=== TO BE DONE ===
Write only the number of lines holding the string "text".

=== RECORD EXTRACTS ===
◆ ◆ ◆ ◆
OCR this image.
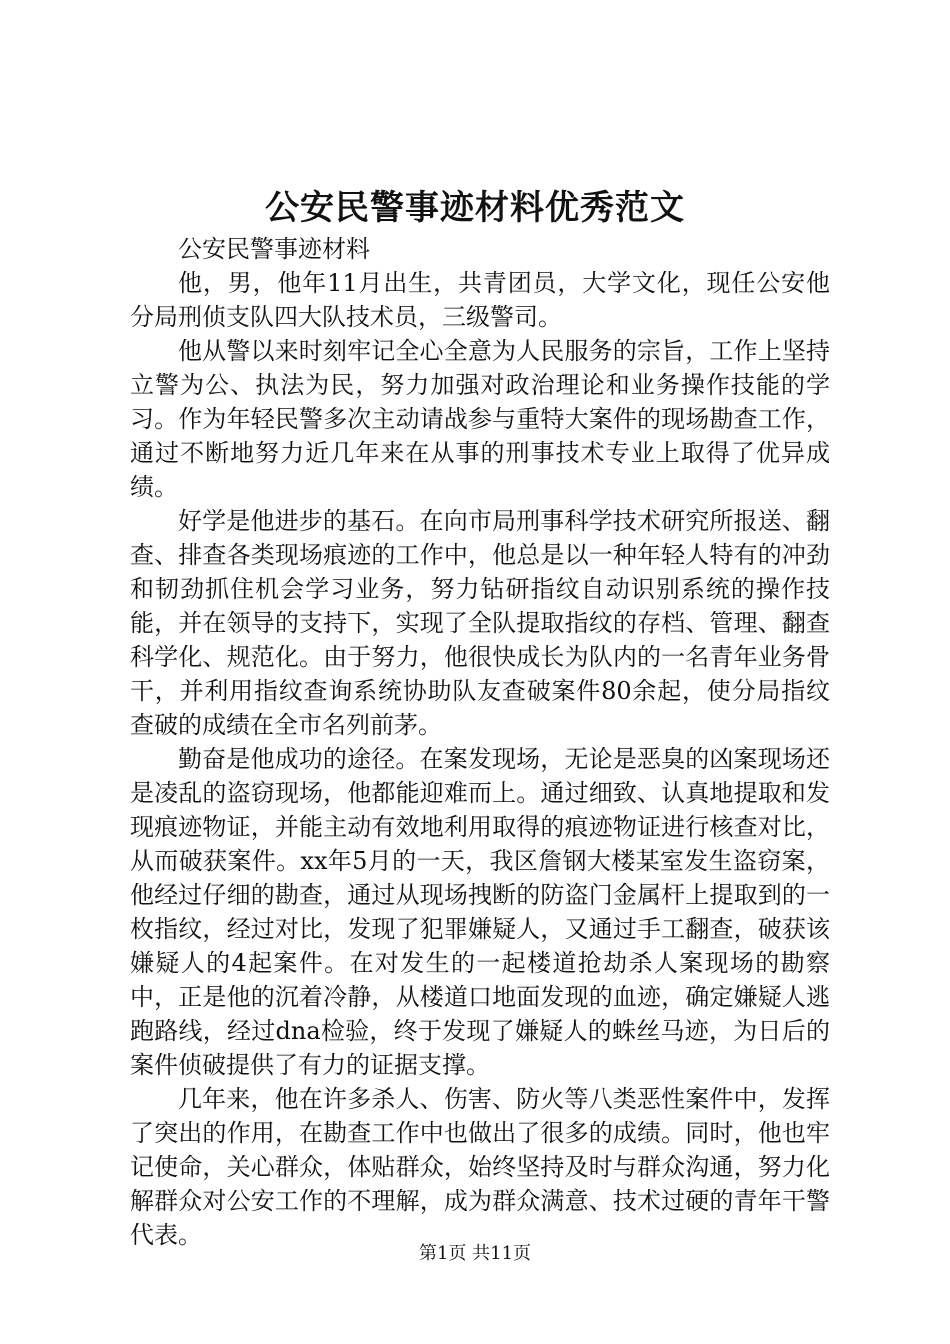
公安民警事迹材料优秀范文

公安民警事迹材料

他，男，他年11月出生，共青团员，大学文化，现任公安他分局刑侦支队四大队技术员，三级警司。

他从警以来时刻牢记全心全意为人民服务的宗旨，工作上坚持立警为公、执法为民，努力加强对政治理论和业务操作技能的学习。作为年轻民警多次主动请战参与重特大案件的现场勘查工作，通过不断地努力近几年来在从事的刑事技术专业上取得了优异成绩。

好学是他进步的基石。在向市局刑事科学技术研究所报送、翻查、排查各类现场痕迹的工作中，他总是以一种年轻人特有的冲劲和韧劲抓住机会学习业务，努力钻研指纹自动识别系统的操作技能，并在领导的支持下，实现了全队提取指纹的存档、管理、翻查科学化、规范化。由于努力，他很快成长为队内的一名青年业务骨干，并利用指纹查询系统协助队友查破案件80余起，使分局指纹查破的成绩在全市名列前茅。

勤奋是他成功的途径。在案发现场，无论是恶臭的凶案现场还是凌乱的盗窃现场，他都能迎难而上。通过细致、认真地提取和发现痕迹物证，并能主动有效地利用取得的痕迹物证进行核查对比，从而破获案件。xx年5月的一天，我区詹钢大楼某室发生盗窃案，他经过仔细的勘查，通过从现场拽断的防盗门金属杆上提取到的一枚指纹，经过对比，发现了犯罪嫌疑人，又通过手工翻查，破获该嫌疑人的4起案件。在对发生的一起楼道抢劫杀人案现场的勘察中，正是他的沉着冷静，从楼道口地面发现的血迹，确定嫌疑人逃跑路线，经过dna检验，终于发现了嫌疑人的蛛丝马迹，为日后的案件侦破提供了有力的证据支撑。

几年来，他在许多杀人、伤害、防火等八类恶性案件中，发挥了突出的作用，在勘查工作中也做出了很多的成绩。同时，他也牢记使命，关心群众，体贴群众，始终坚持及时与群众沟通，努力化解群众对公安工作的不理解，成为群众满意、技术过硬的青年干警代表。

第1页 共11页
◆ ◆ ◆ ◆
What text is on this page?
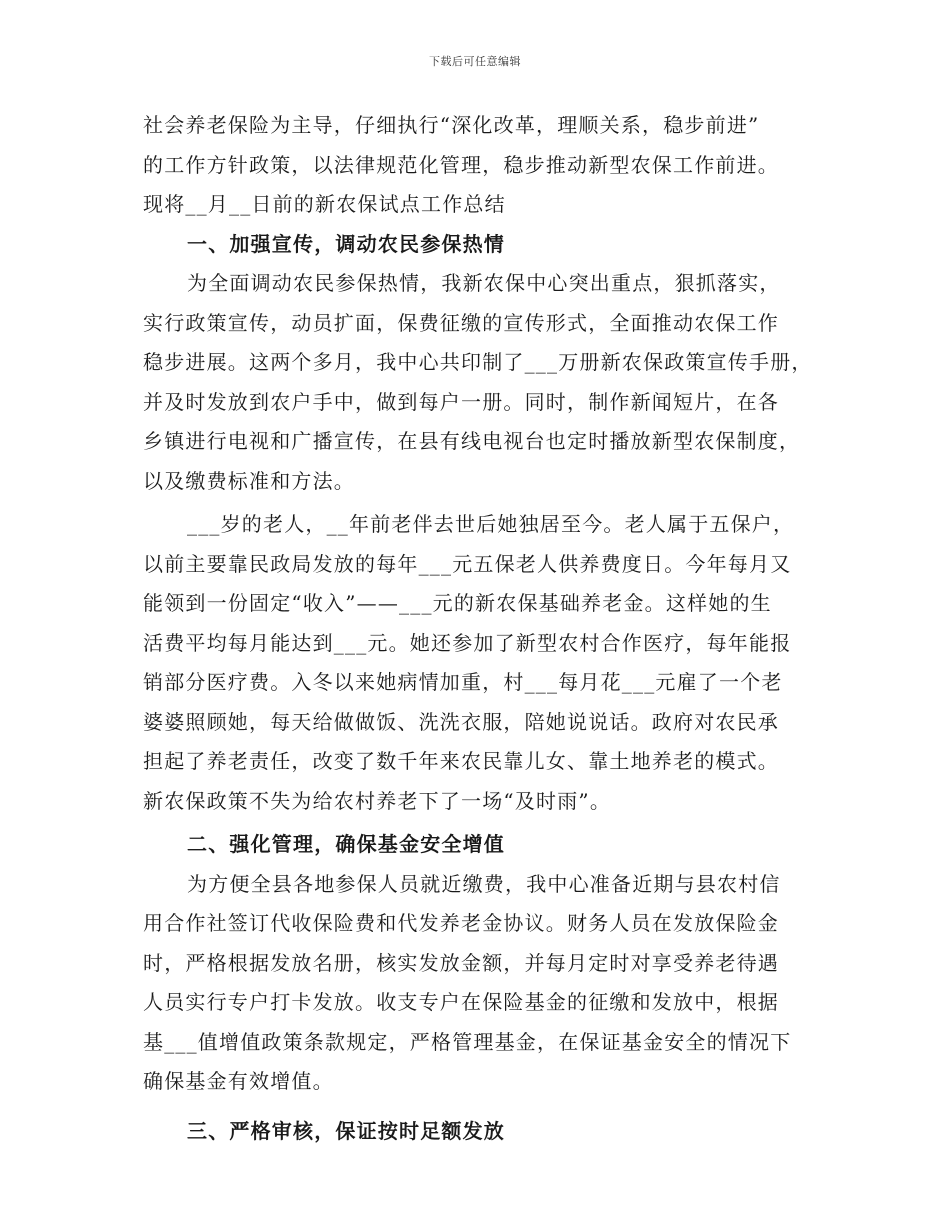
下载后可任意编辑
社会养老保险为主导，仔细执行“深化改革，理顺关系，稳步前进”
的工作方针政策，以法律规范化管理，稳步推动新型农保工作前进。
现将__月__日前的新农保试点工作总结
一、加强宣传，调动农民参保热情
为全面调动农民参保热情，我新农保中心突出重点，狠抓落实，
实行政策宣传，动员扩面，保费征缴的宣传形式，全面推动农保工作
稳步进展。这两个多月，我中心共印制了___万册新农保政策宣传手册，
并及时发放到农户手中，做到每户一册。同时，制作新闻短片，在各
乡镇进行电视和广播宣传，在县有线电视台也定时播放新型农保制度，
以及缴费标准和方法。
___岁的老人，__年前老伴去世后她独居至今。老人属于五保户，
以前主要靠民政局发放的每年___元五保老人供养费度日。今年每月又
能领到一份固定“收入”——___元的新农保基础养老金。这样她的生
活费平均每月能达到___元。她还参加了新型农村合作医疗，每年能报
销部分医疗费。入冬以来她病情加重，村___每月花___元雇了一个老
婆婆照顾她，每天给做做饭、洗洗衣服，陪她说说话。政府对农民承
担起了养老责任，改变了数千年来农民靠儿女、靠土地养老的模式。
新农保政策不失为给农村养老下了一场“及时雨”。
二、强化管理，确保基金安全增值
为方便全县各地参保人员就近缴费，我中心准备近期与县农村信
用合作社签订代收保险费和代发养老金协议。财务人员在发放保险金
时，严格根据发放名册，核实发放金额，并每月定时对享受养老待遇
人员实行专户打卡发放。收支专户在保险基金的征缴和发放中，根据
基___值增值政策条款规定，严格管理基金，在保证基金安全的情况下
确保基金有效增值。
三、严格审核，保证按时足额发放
◆ ◆ ◆ ◆
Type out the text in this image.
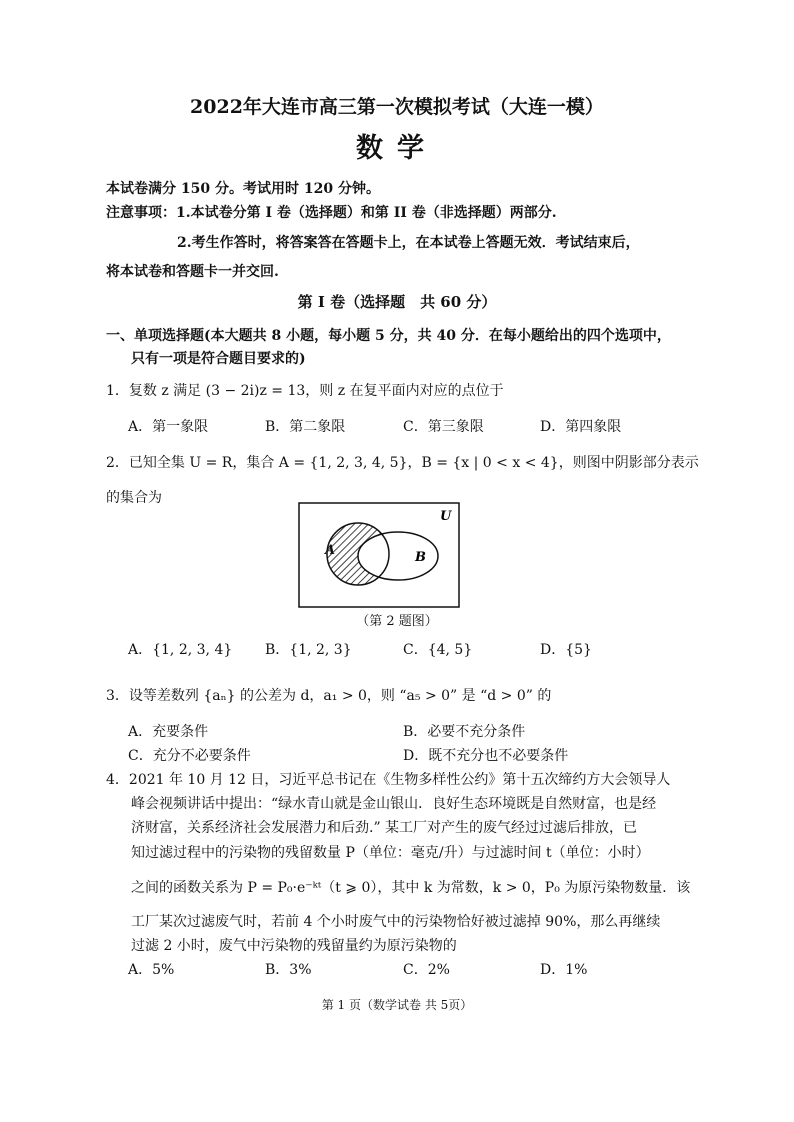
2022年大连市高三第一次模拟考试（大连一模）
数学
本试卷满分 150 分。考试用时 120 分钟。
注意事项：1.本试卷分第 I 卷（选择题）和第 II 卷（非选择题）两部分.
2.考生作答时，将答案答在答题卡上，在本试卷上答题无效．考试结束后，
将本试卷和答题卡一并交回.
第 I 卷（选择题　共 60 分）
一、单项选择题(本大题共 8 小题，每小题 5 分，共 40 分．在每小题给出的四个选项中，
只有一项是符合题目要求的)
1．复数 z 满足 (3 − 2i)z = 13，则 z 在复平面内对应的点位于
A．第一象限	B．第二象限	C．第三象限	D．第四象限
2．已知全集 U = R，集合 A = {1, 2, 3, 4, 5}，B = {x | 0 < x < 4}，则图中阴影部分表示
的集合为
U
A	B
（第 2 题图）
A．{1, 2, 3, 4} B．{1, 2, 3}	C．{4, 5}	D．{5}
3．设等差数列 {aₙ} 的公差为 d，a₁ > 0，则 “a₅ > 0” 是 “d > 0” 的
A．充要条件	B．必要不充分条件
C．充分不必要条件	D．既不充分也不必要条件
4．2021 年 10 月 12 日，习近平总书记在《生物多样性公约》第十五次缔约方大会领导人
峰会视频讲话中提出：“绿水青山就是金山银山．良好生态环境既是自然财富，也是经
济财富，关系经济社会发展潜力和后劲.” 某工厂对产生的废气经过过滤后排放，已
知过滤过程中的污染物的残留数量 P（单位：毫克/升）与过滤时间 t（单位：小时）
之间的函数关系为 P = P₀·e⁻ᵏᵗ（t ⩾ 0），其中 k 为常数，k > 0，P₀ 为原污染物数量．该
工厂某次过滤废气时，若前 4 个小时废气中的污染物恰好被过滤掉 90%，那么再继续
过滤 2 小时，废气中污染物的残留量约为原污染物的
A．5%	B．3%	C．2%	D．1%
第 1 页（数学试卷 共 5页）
◆ ◆ ◆ ◆
=== RESULT OF THIS TASK ===
2